§ **Aim of the exercise**
Skip the pictures. Transcribe the rest of the data below without changing a word.

(Stored data entries)
......

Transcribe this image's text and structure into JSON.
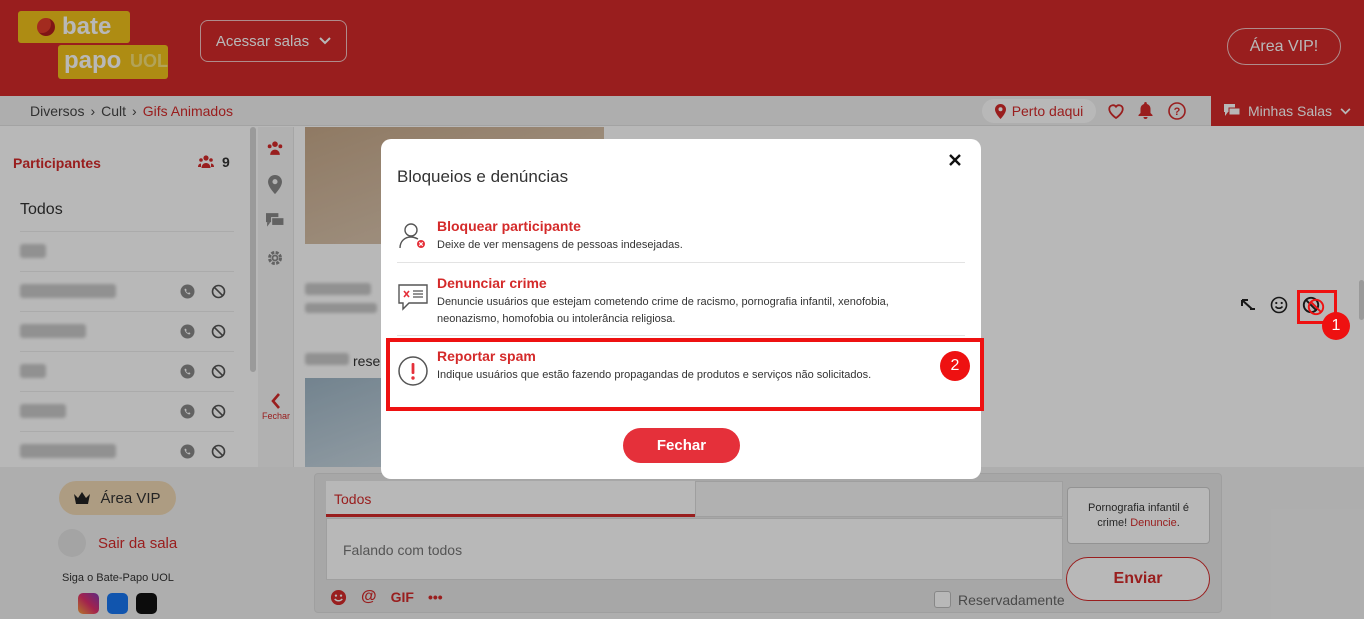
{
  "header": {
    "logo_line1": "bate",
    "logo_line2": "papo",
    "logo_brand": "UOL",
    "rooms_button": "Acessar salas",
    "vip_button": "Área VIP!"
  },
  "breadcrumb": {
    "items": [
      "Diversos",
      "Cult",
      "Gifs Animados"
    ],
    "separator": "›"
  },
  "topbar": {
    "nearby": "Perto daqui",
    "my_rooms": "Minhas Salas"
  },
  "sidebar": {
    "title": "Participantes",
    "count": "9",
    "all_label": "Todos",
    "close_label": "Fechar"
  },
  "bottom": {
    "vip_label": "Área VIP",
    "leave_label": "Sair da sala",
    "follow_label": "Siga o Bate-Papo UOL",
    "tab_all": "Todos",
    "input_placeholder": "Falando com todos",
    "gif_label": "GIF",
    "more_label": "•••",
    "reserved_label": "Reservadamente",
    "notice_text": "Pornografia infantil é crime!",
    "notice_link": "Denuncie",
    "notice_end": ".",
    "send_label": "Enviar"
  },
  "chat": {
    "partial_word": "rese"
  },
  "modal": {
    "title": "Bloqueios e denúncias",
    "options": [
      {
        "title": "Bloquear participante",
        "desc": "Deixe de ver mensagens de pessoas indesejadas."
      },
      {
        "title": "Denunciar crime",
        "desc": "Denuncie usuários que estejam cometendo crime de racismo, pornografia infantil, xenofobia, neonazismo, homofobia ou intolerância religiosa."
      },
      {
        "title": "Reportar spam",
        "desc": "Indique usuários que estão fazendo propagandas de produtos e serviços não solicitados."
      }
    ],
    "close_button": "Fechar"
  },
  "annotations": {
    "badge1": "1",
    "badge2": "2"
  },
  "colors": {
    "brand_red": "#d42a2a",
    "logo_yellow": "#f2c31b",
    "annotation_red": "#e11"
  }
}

......

§ **Answer to the problem**
Transcribe this image's text and structure into JSON.
{
  "header": {
    "logo_line1": "bate",
    "logo_line2": "papo",
    "logo_brand": "UOL",
    "rooms_button": "Acessar salas",
    "vip_button": "Área VIP!"
  },
  "breadcrumb": {
    "items": [
      "Diversos",
      "Cult",
      "Gifs Animados"
    ],
    "separator": "›"
  },
  "topbar": {
    "nearby": "Perto daqui",
    "my_rooms": "Minhas Salas"
  },
  "sidebar": {
    "title": "Participantes",
    "count": "9",
    "all_label": "Todos",
    "close_label": "Fechar"
  },
  "bottom": {
    "vip_label": "Área VIP",
    "leave_label": "Sair da sala",
    "follow_label": "Siga o Bate-Papo UOL",
    "tab_all": "Todos",
    "input_placeholder": "Falando com todos",
    "gif_label": "GIF",
    "more_label": "•••",
    "reserved_label": "Reservadamente",
    "notice_text": "Pornografia infantil é crime!",
    "notice_link": "Denuncie",
    "notice_end": ".",
    "send_label": "Enviar"
  },
  "chat": {
    "partial_word": "rese"
  },
  "modal": {
    "title": "Bloqueios e denúncias",
    "options": [
      {
        "title": "Bloquear participante",
        "desc": "Deixe de ver mensagens de pessoas indesejadas."
      },
      {
        "title": "Denunciar crime",
        "desc": "Denuncie usuários que estejam cometendo crime de racismo, pornografia infantil, xenofobia, neonazismo, homofobia ou intolerância religiosa."
      },
      {
        "title": "Reportar spam",
        "desc": "Indique usuários que estão fazendo propagandas de produtos e serviços não solicitados."
      }
    ],
    "close_button": "Fechar"
  },
  "annotations": {
    "badge1": "1",
    "badge2": "2"
  },
  "colors": {
    "brand_red": "#d42a2a",
    "logo_yellow": "#f2c31b",
    "annotation_red": "#e11"
  }
}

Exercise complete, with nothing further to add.